RECORDS ▸

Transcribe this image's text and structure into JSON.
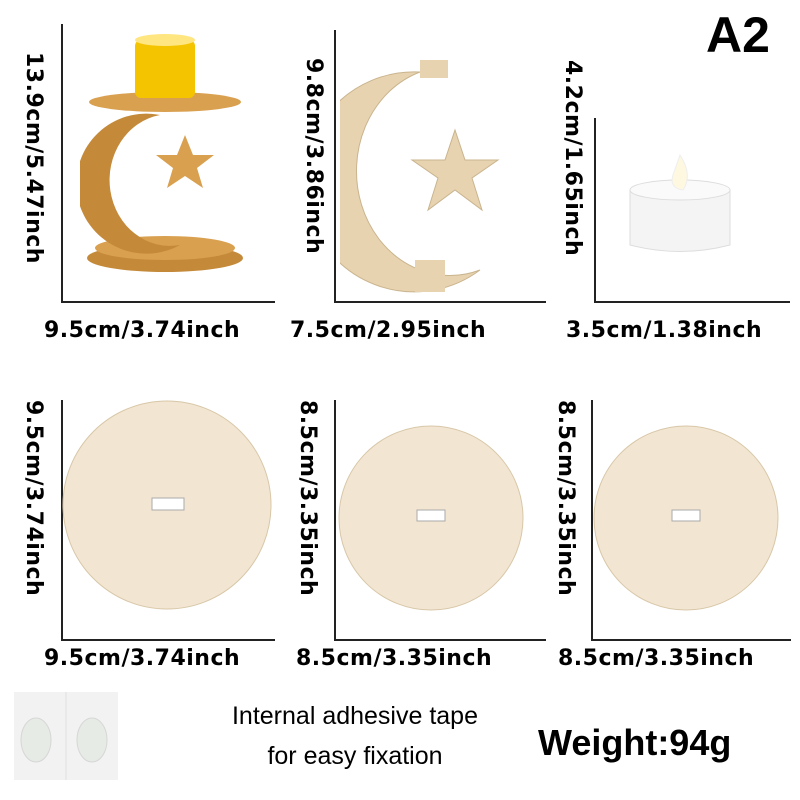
{
  "variant_label": "A2",
  "row1": [
    {
      "name": "candle-holder-assembled",
      "height": "13.9cm/5.47inch",
      "width": "9.5cm/3.74inch"
    },
    {
      "name": "moon-star-piece",
      "height": "9.8cm/3.86inch",
      "width": "7.5cm/2.95inch"
    },
    {
      "name": "led-tealight",
      "height": "4.2cm/1.65inch",
      "width": "3.5cm/1.38inch"
    }
  ],
  "row2": [
    {
      "name": "large-base-disc",
      "height": "9.5cm/3.74inch",
      "width": "9.5cm/3.74inch"
    },
    {
      "name": "medium-disc-1",
      "height": "8.5cm/3.35inch",
      "width": "8.5cm/3.35inch"
    },
    {
      "name": "medium-disc-2",
      "height": "8.5cm/3.35inch",
      "width": "8.5cm/3.35inch"
    }
  ],
  "tape": {
    "line1": "Internal adhesive tape",
    "line2": "for easy fixation"
  },
  "weight": "Weight:94g",
  "colors": {
    "wood": "#e8d3b0",
    "wood_dark": "#c48a3a",
    "candle_glow": "#f5c400"
  }
}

TASK INSTRUCTIONS ▸ Do not copy the pictures, but repeat every line exactly.

ANSWER TO THIS TASK ▸
Transcribe this image's text and structure into JSON.
{
  "variant_label": "A2",
  "row1": [
    {
      "name": "candle-holder-assembled",
      "height": "13.9cm/5.47inch",
      "width": "9.5cm/3.74inch"
    },
    {
      "name": "moon-star-piece",
      "height": "9.8cm/3.86inch",
      "width": "7.5cm/2.95inch"
    },
    {
      "name": "led-tealight",
      "height": "4.2cm/1.65inch",
      "width": "3.5cm/1.38inch"
    }
  ],
  "row2": [
    {
      "name": "large-base-disc",
      "height": "9.5cm/3.74inch",
      "width": "9.5cm/3.74inch"
    },
    {
      "name": "medium-disc-1",
      "height": "8.5cm/3.35inch",
      "width": "8.5cm/3.35inch"
    },
    {
      "name": "medium-disc-2",
      "height": "8.5cm/3.35inch",
      "width": "8.5cm/3.35inch"
    }
  ],
  "tape": {
    "line1": "Internal adhesive tape",
    "line2": "for easy fixation"
  },
  "weight": "Weight:94g",
  "colors": {
    "wood": "#e8d3b0",
    "wood_dark": "#c48a3a",
    "candle_glow": "#f5c400"
  }
}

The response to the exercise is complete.